Pick up the Class 10 electricity problem set below right after its last line, and write what comes next.

(Passage given):

===

Class 10 - Physics - Electricity

**Question1.**

A piece of wire of resistance R is cut into five equal parts. These parts are then connected in parallel.

If the equivalent resistance of this combination is R′, then the ratio R/R′ is –

(a) (1/25) (b) (1/5) (c) 5 (d) 25

Answer:

Correct option: - __(d) 25__

The piece of wire of resistance R is cut into 5 equal parts.

Therefore, resistance of each part =(R/5)

As when all these parts are connected in parallel then the equivalent resistance R’ is given as,

R’ = (5/R) + (5/R) + (5/R) + (5/R) + (5/R) = (5+5+5+5+5)/(R)

= (25/R)

=>R’ = (R/25)

Therefore, (R/R’) = (R/R/25)

=R X (25/R)

=25.

**Question2.**

Which of the following terms does not represent electrical power in a circuit?

(a) I^{2}R (b) IR^{2} (c) VI (d) V^{2}/R

Answer:

Correct option :- __(b) IR ^{2}__

As Power P = VI = I^{2}R = (V^{2})/R

So the term IR^{2} does not represent electrical power.

**Question 3.**

An electric bulb is rated 220 V and 100 W. When it is operated on 110 V, the power consumed will be –

(a) 100 W (b) 75 W (c) 50 W (d) 25 W

Answer:

Given;

P = 100W and

Potential difference V = 220V

In First Case:-

Power P = VI (equation 1)

Where I = current through the resistance where voltage is applied.

Also V =IR (equation 2)

=>Using (equation 2) in (equation 1)

P = V^{2}/R or R =V^{2}/P

Therefore R = (220)^{2}/100 =484 Ω

The resistance remains unchanged.

Second Case:-

Potential difference V = 110V,

Resistance = 484 Ω

=> P= (V^{2})/(R)

P = ((110)^{2}/484) = 25W.

===

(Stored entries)
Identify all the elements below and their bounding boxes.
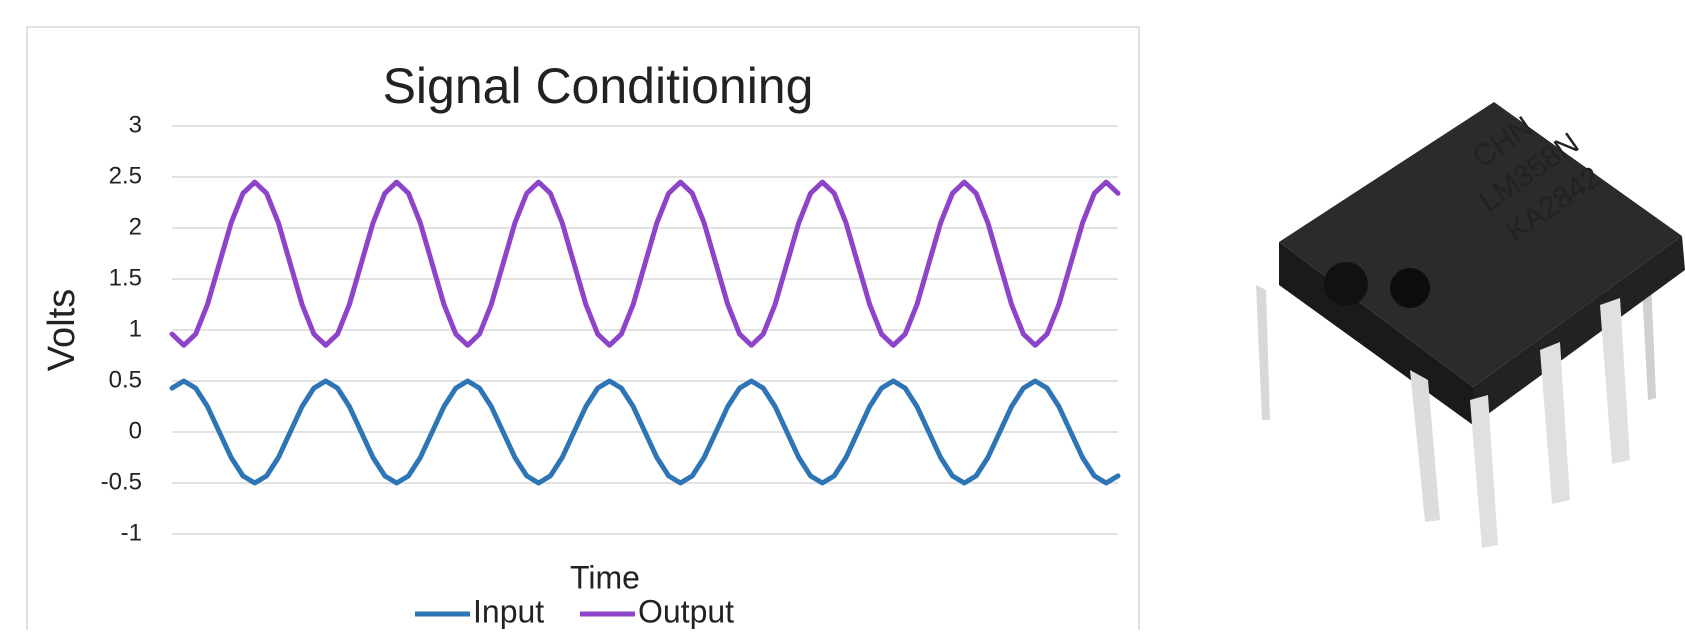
pin	[1470, 395, 1498, 548]
y-tick-label: 3	[129, 111, 142, 138]
series-line	[169, 179, 1121, 348]
y-tick-label: 1	[129, 315, 142, 342]
chip-top	[1279, 102, 1682, 387]
pin	[1600, 298, 1630, 464]
y-tick-label: -1	[121, 519, 142, 546]
pin	[1540, 342, 1570, 504]
series-line	[169, 378, 1121, 486]
pin	[1410, 370, 1440, 522]
y-tick-label: 0.5	[109, 366, 142, 393]
chip-photo: CHN LM358N KA2842	[1256, 102, 1685, 548]
y-tick-label: 2.5	[109, 162, 142, 189]
y-axis-label: Volts	[41, 289, 83, 371]
pin	[1256, 285, 1270, 420]
chip-dot	[1390, 268, 1430, 308]
chip-notch	[1324, 262, 1368, 306]
y-tick-label: 1.5	[109, 264, 142, 291]
y-tick-label: -0.5	[101, 468, 142, 495]
y-tick-label: 2	[129, 213, 142, 240]
legend-label: Input	[473, 593, 544, 629]
legend-label: Output	[638, 593, 734, 629]
chart-frame	[26, 26, 1140, 635]
x-axis-label: Time	[570, 559, 640, 595]
chip-side	[1473, 236, 1685, 425]
chart-title: Signal Conditioning	[383, 58, 814, 114]
y-tick-label: 0	[129, 417, 142, 444]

===

(Exercise answer):
**Question 4.**

Two conducting wires of the same material and of equal lengths and equal diameters are first connected in series and then parallel

in a circuit across the same potential difference. The ratio of heat produced in series and parallel combinations would be –

(a) 1:2 (b) 2:1 (c) 1:4 (d) 4:1

Answer:

Correct option __(c) 1:4__

Potential difference = V

Resistance of wire = R

Resistance when connected in series = R_{s}

Resistance when connected in parallel = R_{p}

Resistance R_{p} = (1/R) + (1/R) = (2/R)

Heat produced H = I^{2}Rt = (V/R)^{ 2} Rt (Using I = (V/R))

= (V/R) t

Therefore ratio of heat produced within in series (H_{S}) to the ratio of heat produced when in parallel (H_{P}) is given as:-

H_{S}: H_{P} = (V_{t} /R_{s}): (V_{t}/R_{P}) = (R_{p}/R_{S})

H_{S}: H_{P}_{ =} (R/2)/ (2R) = (1/4)

Therefore H_{S}: H_{P }= 1:4

**Question 5.**

How is a voltmeter connected in the circuit to measure the potential difference between two points?

Answer:

In order to measure potential difference between two points, a voltmeter should be connected in parallel.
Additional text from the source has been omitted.